### OBJECTIVE
Each line that holds the word "google" counts once; give the total number of such lines and nothing else.
BEGIN SOURCE DATA
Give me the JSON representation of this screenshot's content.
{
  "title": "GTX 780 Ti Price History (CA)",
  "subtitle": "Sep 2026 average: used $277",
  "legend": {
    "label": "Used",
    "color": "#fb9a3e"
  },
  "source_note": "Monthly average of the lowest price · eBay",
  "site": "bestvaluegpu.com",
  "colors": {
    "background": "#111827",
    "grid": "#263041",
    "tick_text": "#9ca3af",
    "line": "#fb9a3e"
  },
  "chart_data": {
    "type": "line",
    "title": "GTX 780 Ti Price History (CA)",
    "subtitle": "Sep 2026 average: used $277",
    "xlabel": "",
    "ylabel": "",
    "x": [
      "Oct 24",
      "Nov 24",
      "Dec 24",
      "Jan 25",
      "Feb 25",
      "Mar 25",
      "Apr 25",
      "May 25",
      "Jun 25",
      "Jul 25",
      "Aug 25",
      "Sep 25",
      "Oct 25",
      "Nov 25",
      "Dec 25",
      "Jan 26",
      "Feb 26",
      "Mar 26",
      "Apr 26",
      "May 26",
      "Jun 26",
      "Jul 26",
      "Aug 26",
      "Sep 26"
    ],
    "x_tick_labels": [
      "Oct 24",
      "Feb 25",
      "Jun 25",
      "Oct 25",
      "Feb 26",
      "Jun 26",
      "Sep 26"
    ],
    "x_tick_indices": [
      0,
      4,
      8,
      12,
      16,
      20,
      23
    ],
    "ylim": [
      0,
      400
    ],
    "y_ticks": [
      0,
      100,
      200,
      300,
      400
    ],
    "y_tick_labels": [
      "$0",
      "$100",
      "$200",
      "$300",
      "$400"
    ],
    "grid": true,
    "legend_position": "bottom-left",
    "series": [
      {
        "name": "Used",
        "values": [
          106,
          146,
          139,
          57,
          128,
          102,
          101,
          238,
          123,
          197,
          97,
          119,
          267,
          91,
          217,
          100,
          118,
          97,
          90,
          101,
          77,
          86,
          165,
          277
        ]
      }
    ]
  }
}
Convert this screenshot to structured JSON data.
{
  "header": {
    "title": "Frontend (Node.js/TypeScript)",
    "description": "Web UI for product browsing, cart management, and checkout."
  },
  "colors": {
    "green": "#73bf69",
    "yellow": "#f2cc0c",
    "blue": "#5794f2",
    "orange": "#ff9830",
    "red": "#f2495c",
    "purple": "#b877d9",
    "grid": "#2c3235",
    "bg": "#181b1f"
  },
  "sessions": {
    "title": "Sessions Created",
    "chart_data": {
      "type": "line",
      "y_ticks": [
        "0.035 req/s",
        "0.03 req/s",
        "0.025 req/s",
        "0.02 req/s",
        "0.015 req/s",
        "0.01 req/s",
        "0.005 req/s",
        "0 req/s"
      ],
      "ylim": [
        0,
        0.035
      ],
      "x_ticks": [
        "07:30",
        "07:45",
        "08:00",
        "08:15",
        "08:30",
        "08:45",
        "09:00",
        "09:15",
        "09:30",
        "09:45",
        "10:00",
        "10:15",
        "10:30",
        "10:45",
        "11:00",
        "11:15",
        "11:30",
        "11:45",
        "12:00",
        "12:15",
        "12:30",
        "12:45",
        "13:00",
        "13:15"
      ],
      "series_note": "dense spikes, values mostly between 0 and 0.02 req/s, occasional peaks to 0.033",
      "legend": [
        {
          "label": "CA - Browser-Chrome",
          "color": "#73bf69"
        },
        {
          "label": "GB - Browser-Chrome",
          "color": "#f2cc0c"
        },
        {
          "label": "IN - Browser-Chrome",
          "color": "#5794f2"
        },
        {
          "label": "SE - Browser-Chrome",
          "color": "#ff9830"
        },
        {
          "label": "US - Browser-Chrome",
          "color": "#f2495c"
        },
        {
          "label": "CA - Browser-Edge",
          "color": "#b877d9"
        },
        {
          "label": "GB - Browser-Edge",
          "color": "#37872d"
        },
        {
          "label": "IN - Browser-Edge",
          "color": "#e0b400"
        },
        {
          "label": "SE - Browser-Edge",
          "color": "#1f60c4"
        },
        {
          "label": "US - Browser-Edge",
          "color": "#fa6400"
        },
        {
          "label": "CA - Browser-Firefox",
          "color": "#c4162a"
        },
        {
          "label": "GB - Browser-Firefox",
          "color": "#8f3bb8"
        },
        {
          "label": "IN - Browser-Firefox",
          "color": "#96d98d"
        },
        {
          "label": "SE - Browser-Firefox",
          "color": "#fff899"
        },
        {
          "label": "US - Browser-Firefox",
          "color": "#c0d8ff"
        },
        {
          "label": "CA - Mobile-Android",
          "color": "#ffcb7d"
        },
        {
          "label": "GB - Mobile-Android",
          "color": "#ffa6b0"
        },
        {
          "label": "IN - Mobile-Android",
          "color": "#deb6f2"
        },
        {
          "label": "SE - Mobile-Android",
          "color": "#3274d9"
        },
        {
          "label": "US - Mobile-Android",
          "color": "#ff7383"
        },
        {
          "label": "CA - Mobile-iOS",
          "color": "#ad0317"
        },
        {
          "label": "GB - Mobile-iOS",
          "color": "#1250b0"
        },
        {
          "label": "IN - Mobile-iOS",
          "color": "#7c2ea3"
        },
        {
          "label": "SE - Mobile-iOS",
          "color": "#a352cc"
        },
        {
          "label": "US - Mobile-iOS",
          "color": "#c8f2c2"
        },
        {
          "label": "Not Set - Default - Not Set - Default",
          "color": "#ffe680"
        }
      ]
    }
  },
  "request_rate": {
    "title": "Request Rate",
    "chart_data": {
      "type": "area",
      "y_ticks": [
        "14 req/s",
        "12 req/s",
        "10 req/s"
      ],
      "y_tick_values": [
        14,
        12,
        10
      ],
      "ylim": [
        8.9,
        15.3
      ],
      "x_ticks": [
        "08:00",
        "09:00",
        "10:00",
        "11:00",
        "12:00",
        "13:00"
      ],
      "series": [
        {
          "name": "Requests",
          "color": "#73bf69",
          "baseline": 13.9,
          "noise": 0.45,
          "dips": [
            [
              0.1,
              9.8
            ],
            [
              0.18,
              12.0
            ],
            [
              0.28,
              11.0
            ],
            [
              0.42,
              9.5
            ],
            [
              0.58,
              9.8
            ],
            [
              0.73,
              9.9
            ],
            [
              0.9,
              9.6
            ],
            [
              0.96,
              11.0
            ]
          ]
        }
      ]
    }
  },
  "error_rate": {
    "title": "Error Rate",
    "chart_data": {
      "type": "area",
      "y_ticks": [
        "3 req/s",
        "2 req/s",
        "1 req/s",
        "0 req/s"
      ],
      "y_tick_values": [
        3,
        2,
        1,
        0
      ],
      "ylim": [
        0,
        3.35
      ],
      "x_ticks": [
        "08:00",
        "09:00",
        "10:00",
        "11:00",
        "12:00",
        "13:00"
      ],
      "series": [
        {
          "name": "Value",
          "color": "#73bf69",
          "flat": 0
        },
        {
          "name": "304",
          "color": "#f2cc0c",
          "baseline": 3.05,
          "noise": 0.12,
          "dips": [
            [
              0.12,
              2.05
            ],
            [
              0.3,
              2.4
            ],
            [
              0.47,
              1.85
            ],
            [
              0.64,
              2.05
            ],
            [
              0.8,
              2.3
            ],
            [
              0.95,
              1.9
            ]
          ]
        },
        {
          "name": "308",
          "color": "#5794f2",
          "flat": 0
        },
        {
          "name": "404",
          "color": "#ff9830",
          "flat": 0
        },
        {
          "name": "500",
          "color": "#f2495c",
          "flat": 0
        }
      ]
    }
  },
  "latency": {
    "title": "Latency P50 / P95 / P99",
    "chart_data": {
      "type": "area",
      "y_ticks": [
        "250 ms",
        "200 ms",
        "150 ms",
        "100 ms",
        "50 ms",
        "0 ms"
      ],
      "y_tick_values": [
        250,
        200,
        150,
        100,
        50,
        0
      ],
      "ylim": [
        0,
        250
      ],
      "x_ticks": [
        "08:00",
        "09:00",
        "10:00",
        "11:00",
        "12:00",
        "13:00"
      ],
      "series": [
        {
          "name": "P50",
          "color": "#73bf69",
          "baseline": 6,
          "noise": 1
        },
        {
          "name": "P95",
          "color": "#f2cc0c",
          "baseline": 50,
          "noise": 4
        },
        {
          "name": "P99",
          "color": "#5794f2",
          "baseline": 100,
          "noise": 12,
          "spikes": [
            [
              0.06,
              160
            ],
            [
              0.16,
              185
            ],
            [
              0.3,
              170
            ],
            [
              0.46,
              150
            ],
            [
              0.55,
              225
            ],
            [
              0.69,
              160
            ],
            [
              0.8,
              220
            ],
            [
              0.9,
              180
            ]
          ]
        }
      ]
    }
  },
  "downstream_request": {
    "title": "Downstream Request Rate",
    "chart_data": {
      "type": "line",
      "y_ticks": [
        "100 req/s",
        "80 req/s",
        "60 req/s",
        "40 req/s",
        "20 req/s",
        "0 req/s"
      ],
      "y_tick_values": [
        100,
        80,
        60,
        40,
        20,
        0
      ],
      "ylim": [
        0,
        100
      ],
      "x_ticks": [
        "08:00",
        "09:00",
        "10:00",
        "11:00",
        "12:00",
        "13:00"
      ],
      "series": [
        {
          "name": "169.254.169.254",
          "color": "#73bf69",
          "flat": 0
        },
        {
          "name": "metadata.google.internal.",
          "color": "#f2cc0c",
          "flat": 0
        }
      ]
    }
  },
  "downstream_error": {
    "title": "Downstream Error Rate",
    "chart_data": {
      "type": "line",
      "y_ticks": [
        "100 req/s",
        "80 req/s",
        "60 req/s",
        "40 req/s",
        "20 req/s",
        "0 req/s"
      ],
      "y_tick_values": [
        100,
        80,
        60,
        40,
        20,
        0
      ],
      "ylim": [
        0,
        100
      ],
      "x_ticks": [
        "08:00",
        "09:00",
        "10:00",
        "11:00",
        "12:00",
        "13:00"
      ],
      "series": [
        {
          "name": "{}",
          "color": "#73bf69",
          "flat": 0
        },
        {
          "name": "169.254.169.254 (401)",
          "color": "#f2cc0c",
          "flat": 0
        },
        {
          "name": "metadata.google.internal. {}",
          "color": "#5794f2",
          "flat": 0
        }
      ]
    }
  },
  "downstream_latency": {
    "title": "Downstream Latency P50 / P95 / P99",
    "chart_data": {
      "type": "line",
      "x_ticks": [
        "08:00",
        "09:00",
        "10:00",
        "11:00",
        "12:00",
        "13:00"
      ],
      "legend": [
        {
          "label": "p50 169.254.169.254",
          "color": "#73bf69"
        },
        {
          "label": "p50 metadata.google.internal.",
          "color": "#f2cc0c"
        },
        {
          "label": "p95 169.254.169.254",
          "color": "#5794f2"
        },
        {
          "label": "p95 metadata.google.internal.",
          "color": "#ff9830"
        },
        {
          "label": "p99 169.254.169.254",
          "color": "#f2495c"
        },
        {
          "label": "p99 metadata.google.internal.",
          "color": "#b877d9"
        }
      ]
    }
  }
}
END SOURCE DATA
### PROBLEM SOLUTION
5